= Consigne 1 =
En vous appuyant sur l'extrait, expliquez en une à trois phrases pourquoi un investissement excessif dans notre identité sociale, familiale ou professionnelle peut présenter des risques pour la santé.
= Consigne 2 =
Selon l'extrait, à quoi est lié le besoin de performance démesuré ?
= Consigne 3 =
Recopiez le passage de l'extrait qui commence par « Qu’avons-nous fait de » et se poursuit jusqu'à « notre vie jusqu’alors. ».

= Extrait =
__________________________________________________

Qu’avons-nous fait de notre vie ? La rencontre avec notre vulnérabilité physique et psychique nous permet de découvrir en nous des désirs autres que ceux qui avaient gouverné notre vie jusqu’alors.

Lorsque l’investissement dans notre identité sociale, familiale ou professionnel est excessif, il absorbe notre énergie vitale et nous nous coupons de nos besoins plus personnels. La réussite socioprofessionnelle se fait alors au détriment de l’équilibre global de la personne, du développement de son être, ce qui peut entrainer un déséquilibre important avec des risques pour la santé physique ou mentale. Nous pouvons alors entrer en contact avec un « grand vide à l’intérieur de nous-même», caché jusque-là pas nos multiples activités professionnelles, toujours pressés, toujours dans le besoin de faire trois choses en même temps, toujours à la recherche d’une efficacité imbattable. Nous pouvons en effet être amenés à compenser un intense sentiment de dévalorisation vécue au cours de notre enfance, au prix de la négation de nos propres besoins profonds. Certains peuvent aller très loin dans l’espoir de compenser ce manque d’estime pour eux-mêmes, jusqu’à dépasser la limite de leurs forces (« sur-occupés », nous fuyons notre monde interne ; on peut ressentir « un manque à être » que nous fuyons par un investissement intellectuel). Ce besoin de performance démesuré, qui peut prendre la forme d’être « prêt à se tuer au travail », est lié au fait de vouloir dépasser le sentiment de n’avoir aucune valeur par rapport aux modèles familiaux. Si nous sommes lucides, nous préférons nous épuiser dans des activités diverses plutôt que d’affronter le terrible face à face avec notre angoisse existentielle.

__________________________________________________

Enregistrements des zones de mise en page
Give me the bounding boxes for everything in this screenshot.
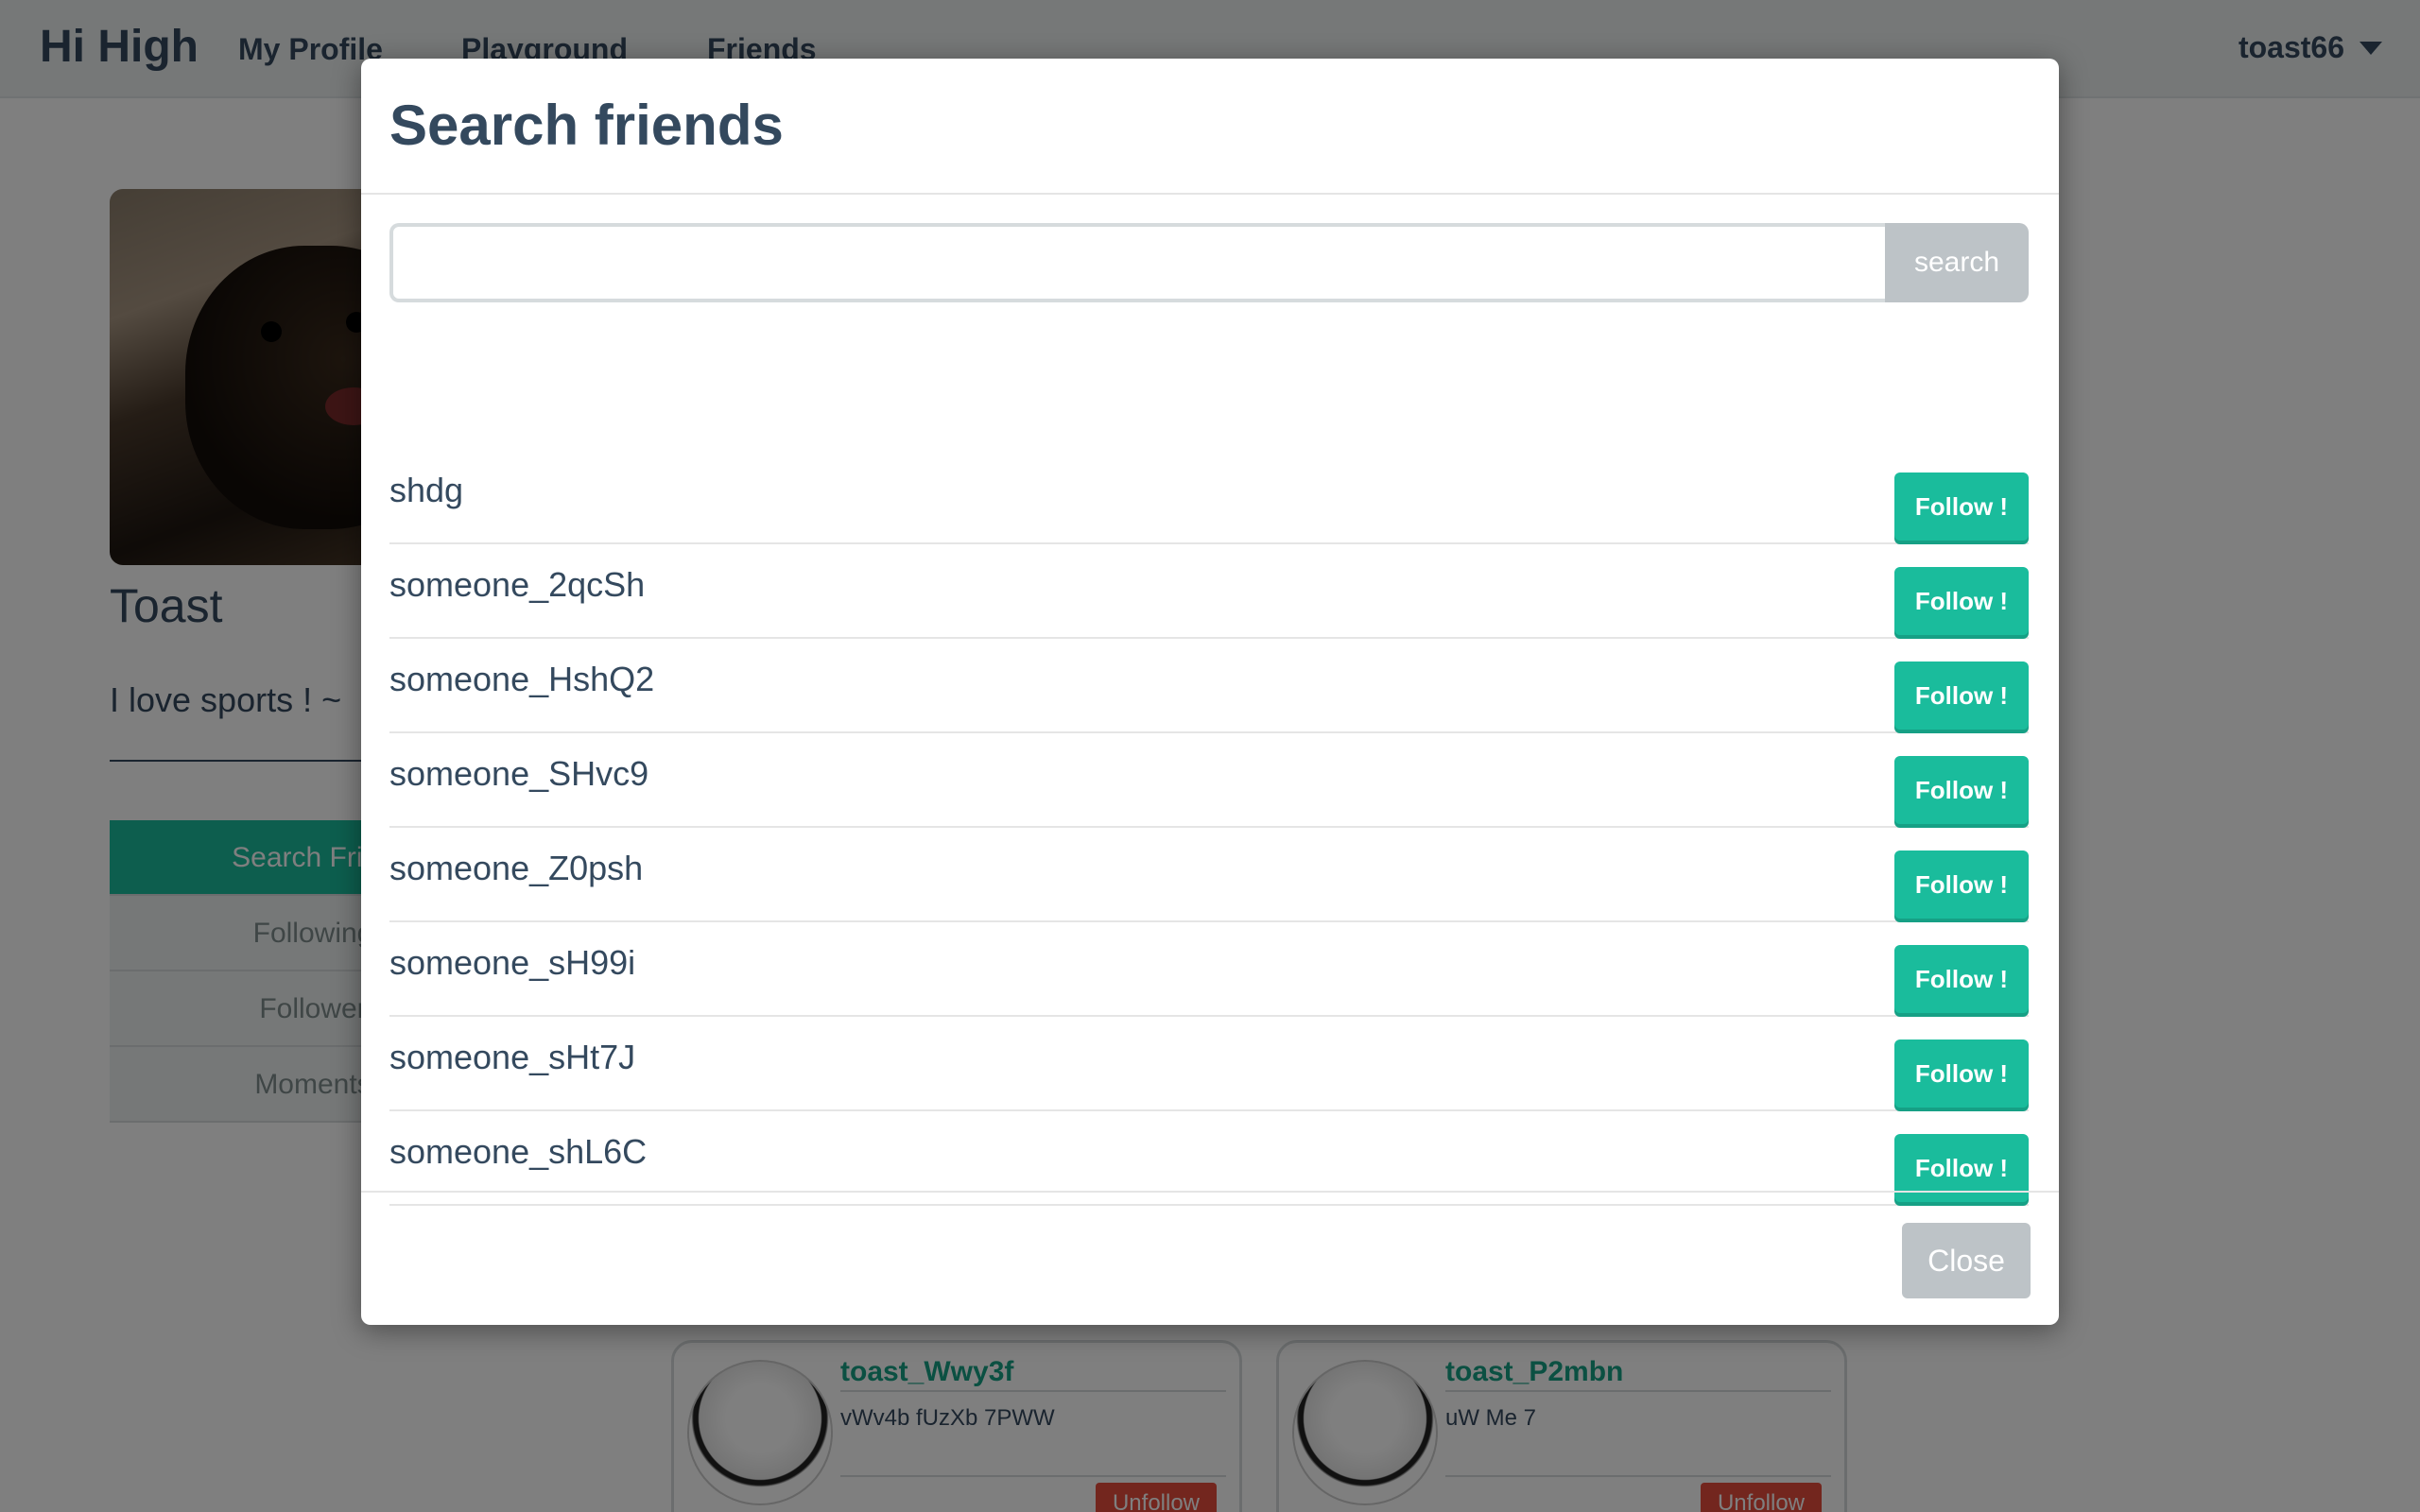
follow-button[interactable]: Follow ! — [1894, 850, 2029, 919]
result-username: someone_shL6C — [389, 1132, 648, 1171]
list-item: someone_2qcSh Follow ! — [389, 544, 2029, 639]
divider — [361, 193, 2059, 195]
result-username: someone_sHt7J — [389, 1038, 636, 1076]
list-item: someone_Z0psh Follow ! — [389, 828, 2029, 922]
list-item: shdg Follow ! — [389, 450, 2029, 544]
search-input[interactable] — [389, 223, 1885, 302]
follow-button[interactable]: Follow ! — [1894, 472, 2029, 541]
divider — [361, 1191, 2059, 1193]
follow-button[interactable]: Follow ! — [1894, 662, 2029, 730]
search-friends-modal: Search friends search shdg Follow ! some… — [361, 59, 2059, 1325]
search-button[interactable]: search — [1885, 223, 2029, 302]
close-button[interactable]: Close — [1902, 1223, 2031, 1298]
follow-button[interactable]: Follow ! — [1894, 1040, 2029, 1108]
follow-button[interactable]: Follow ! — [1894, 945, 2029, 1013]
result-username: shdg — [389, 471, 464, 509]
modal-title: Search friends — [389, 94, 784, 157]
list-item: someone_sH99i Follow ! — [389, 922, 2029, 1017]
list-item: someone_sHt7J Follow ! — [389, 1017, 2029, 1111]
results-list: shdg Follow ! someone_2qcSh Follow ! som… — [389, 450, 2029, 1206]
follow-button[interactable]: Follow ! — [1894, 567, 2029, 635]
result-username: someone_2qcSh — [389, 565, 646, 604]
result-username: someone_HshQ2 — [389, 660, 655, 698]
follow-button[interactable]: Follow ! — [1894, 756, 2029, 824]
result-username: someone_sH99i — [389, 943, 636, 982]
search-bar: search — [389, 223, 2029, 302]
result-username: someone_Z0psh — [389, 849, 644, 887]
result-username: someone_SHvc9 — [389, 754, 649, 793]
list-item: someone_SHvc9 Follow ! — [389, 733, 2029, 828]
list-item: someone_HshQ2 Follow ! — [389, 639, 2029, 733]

__________________________________________________

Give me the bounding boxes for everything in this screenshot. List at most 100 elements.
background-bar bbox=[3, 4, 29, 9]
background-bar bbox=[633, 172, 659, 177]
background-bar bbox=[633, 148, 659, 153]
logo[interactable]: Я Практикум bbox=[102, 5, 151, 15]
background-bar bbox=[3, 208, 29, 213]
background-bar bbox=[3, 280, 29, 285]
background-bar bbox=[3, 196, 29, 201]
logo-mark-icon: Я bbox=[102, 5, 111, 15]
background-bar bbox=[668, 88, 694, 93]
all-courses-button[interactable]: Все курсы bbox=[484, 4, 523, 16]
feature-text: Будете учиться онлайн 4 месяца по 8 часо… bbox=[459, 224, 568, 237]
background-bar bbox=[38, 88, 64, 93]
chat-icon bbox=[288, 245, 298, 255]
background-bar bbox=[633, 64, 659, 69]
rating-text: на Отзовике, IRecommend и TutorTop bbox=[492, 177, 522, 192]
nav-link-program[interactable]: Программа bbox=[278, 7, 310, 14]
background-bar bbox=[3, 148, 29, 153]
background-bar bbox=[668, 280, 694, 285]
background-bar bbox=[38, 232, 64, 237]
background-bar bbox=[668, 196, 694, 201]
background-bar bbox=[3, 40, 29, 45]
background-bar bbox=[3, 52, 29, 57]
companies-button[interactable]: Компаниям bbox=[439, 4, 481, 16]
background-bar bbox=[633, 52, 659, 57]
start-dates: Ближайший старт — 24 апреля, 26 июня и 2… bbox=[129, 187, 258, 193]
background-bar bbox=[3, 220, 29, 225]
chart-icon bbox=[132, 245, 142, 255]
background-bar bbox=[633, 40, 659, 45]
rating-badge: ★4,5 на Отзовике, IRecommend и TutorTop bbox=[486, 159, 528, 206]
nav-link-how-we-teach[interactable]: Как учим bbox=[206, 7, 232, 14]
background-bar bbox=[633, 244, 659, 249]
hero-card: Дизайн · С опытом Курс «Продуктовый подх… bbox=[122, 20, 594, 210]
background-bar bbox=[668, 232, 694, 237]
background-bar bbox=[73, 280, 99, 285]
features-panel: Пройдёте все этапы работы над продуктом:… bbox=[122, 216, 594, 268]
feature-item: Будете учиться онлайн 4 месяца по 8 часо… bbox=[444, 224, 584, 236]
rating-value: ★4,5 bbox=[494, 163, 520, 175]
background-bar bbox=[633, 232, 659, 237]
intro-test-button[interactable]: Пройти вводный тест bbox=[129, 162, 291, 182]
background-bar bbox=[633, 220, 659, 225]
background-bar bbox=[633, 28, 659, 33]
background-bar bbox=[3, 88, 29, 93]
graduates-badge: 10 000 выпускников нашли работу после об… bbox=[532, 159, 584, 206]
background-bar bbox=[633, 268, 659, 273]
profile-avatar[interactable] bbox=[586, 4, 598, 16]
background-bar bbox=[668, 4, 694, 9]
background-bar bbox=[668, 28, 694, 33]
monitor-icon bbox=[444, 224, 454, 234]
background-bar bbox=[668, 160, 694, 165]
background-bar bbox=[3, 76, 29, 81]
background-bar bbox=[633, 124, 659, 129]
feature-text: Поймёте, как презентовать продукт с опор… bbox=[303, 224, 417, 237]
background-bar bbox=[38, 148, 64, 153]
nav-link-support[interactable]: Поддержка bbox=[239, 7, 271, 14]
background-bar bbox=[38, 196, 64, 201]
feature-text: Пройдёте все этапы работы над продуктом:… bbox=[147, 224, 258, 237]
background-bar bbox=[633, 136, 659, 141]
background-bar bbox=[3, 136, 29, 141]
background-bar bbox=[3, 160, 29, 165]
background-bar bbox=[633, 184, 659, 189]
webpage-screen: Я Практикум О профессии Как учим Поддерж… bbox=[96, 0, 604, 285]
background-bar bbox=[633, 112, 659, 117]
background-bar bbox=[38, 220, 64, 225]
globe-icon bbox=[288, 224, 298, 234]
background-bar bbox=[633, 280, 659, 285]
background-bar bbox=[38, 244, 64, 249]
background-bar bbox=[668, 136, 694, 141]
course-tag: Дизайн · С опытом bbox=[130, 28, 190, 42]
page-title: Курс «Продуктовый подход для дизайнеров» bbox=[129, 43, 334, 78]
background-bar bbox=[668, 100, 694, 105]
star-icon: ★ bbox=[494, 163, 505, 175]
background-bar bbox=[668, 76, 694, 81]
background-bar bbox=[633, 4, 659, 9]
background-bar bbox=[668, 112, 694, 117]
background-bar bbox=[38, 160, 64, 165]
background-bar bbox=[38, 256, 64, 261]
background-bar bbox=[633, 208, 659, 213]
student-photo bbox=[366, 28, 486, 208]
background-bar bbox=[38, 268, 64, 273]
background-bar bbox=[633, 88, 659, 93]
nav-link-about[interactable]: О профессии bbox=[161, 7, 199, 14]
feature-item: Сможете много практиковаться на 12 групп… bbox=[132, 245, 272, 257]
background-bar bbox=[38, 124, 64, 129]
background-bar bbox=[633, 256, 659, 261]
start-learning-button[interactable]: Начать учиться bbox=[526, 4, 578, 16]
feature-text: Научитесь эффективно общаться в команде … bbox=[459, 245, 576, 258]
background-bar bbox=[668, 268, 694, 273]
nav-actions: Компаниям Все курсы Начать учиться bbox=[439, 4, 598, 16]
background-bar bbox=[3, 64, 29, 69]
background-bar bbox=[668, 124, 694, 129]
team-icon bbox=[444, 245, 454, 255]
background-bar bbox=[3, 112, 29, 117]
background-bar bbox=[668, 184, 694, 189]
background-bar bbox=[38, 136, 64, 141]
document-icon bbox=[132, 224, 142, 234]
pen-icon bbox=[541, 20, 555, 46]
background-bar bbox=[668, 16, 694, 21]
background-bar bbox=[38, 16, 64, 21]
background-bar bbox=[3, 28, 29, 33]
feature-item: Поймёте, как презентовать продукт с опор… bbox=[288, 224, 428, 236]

__________________________________________________

= Réponse complète 1 =
Un tel investissement absorbe notre énergie vitale et nous coupe de nos besoins plus personnels. La réussite socioprofessionnelle se fait alors au détriment de l'équilibre global de la personne et du développement de son être. Cela peut entraîner un déséquilibre important, avec des risques pour la santé physique ou mentale.

= Réponse complète 2 =
Il est lié au fait de vouloir dépasser le sentiment de n'avoir aucune valeur par rapport aux modèles familiaux.

= Réponse complète 3 =
Qu’avons-nous fait de notre vie ? La rencontre avec notre vulnérabilité physique et psychique nous permet de découvrir en nous des désirs autres que ceux qui avaient gouverné notre vie jusqu’alors.